[Extracted records]
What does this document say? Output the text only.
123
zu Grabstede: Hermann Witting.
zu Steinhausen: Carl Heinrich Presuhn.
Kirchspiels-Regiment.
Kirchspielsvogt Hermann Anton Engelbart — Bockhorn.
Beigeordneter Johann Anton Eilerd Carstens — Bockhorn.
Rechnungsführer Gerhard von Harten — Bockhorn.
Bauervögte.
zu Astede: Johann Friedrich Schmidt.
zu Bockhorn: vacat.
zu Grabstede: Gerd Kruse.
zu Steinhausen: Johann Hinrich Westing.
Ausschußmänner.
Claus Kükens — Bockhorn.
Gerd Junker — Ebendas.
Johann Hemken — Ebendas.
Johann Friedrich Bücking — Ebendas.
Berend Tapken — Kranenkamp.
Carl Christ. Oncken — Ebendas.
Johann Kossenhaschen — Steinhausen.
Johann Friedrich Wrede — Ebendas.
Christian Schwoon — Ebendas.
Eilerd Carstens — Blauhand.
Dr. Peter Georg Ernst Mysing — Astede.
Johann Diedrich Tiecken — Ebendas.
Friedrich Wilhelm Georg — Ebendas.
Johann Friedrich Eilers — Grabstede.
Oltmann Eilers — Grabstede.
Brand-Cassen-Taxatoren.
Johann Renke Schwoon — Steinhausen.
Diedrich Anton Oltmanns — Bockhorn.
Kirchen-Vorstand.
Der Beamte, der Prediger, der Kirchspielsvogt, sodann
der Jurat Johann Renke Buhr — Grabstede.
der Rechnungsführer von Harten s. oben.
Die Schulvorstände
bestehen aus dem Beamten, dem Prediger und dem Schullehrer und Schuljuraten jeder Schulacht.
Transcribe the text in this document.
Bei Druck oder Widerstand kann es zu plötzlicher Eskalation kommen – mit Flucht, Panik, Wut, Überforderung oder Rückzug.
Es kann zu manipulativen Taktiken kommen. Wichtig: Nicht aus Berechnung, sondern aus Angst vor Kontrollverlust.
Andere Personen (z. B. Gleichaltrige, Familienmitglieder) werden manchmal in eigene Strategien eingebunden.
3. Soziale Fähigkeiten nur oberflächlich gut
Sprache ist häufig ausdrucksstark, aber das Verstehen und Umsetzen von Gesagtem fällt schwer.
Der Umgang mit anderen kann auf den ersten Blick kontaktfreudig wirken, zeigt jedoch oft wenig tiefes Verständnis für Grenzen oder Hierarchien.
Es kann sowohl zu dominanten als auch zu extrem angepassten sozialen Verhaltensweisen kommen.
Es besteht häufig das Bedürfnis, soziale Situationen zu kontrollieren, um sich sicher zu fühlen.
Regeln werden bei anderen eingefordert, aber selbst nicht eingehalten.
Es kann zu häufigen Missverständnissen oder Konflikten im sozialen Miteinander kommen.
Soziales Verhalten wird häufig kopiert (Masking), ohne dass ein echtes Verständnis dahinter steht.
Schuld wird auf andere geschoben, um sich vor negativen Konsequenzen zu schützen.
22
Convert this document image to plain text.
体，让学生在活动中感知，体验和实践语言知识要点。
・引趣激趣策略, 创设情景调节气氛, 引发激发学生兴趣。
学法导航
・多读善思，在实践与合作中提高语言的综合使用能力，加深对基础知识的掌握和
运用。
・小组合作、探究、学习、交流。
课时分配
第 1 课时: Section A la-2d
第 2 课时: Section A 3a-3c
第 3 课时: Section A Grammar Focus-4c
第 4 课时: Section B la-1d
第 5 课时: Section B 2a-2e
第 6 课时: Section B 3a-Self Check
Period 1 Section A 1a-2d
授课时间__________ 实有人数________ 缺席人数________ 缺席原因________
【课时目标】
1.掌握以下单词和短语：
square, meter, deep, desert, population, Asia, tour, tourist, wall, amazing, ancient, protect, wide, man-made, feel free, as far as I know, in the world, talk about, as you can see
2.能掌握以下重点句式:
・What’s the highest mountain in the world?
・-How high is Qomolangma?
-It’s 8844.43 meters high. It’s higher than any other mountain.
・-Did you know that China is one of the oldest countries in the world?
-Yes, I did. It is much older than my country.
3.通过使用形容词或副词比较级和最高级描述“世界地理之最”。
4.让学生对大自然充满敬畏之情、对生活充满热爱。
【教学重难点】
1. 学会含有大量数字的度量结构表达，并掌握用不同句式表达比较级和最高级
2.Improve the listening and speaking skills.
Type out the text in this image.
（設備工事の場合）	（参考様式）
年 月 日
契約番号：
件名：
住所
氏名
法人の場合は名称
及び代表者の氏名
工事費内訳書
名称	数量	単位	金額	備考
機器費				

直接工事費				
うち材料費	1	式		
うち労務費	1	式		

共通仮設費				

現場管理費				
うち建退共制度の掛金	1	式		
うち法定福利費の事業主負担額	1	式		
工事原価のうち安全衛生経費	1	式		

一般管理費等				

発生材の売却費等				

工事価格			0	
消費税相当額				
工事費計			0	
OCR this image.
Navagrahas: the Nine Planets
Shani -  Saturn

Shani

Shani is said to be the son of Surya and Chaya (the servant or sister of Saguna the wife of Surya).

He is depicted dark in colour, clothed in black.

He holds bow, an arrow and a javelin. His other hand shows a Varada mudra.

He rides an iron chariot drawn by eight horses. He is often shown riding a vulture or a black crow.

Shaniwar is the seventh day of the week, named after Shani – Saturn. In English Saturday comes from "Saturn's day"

| Request |
The records above must be repeated exactly, every one of them.

| Answer in full |
What does this document say? Output the text only.
123
zu Grabstede: Hermann Witting.
zu Steinhausen: Carl Heinrich Presuhn.
Kirchspiels-Regiment.
Kirchspielsvogt Hermann Anton Engelbart — Bockhorn.
Beigeordneter Johann Anton Eilerd Carstens — Bockhorn.
Rechnungsführer Gerhard von Harten — Bockhorn.
Bauervögte.
zu Astede: Johann Friedrich Schmidt.
zu Bockhorn: vacat.
zu Grabstede: Gerd Kruse.
zu Steinhausen: Johann Hinrich Westing.
Ausschußmänner.
Claus Kükens — Bockhorn.
Gerd Junker — Ebendas.
Johann Hemken — Ebendas.
Johann Friedrich Bücking — Ebendas.
Berend Tapken — Kranenkamp.
Carl Christ. Oncken — Ebendas.
Johann Kossenhaschen — Steinhausen.
Johann Friedrich Wrede — Ebendas.
Christian Schwoon — Ebendas.
Eilerd Carstens — Blauhand.
Dr. Peter Georg Ernst Mysing — Astede.
Johann Diedrich Tiecken — Ebendas.
Friedrich Wilhelm Georg — Ebendas.
Johann Friedrich Eilers — Grabstede.
Oltmann Eilers — Grabstede.
Brand-Cassen-Taxatoren.
Johann Renke Schwoon — Steinhausen.
Diedrich Anton Oltmanns — Bockhorn.
Kirchen-Vorstand.
Der Beamte, der Prediger, der Kirchspielsvogt, sodann
der Jurat Johann Renke Buhr — Grabstede.
der Rechnungsführer von Harten s. oben.
Die Schulvorstände
bestehen aus dem Beamten, dem Prediger und dem Schullehrer und Schuljuraten jeder Schulacht.
Transcribe the text in this document.
Bei Druck oder Widerstand kann es zu plötzlicher Eskalation kommen – mit Flucht, Panik, Wut, Überforderung oder Rückzug.
Es kann zu manipulativen Taktiken kommen. Wichtig: Nicht aus Berechnung, sondern aus Angst vor Kontrollverlust.
Andere Personen (z. B. Gleichaltrige, Familienmitglieder) werden manchmal in eigene Strategien eingebunden.
3. Soziale Fähigkeiten nur oberflächlich gut
Sprache ist häufig ausdrucksstark, aber das Verstehen und Umsetzen von Gesagtem fällt schwer.
Der Umgang mit anderen kann auf den ersten Blick kontaktfreudig wirken, zeigt jedoch oft wenig tiefes Verständnis für Grenzen oder Hierarchien.
Es kann sowohl zu dominanten als auch zu extrem angepassten sozialen Verhaltensweisen kommen.
Es besteht häufig das Bedürfnis, soziale Situationen zu kontrollieren, um sich sicher zu fühlen.
Regeln werden bei anderen eingefordert, aber selbst nicht eingehalten.
Es kann zu häufigen Missverständnissen oder Konflikten im sozialen Miteinander kommen.
Soziales Verhalten wird häufig kopiert (Masking), ohne dass ein echtes Verständnis dahinter steht.
Schuld wird auf andere geschoben, um sich vor negativen Konsequenzen zu schützen.
22
Convert this document image to plain text.
体，让学生在活动中感知，体验和实践语言知识要点。
・引趣激趣策略, 创设情景调节气氛, 引发激发学生兴趣。
学法导航
・多读善思，在实践与合作中提高语言的综合使用能力，加深对基础知识的掌握和
运用。
・小组合作、探究、学习、交流。
课时分配
第 1 课时: Section A la-2d
第 2 课时: Section A 3a-3c
第 3 课时: Section A Grammar Focus-4c
第 4 课时: Section B la-1d
第 5 课时: Section B 2a-2e
第 6 课时: Section B 3a-Self Check
Period 1 Section A 1a-2d
授课时间__________ 实有人数________ 缺席人数________ 缺席原因________
【课时目标】
1.掌握以下单词和短语：
square, meter, deep, desert, population, Asia, tour, tourist, wall, amazing, ancient, protect, wide, man-made, feel free, as far as I know, in the world, talk about, as you can see
2.能掌握以下重点句式:
・What’s the highest mountain in the world?
・-How high is Qomolangma?
-It’s 8844.43 meters high. It’s higher than any other mountain.
・-Did you know that China is one of the oldest countries in the world?
-Yes, I did. It is much older than my country.
3.通过使用形容词或副词比较级和最高级描述“世界地理之最”。
4.让学生对大自然充满敬畏之情、对生活充满热爱。
【教学重难点】
1. 学会含有大量数字的度量结构表达，并掌握用不同句式表达比较级和最高级
2.Improve the listening and speaking skills.
Type out the text in this image.
（設備工事の場合）	（参考様式）
年 月 日
契約番号：
件名：
住所
氏名
法人の場合は名称
及び代表者の氏名
工事費内訳書
名称	数量	単位	金額	備考
機器費				

直接工事費				
うち材料費	1	式		
うち労務費	1	式		

共通仮設費				

現場管理費				
うち建退共制度の掛金	1	式		
うち法定福利費の事業主負担額	1	式		
工事原価のうち安全衛生経費	1	式		

一般管理費等				

発生材の売却費等				

工事価格			0	
消費税相当額				
工事費計			0	
OCR this image.
Navagrahas: the Nine Planets
Shani -  Saturn

Shani

Shani is said to be the son of Surya and Chaya (the servant or sister of Saguna the wife of Surya).

He is depicted dark in colour, clothed in black.

He holds bow, an arrow and a javelin. His other hand shows a Varada mudra.

He rides an iron chariot drawn by eight horses. He is often shown riding a vulture or a black crow.

Shaniwar is the seventh day of the week, named after Shani – Saturn. In English Saturday comes from "Saturn's day"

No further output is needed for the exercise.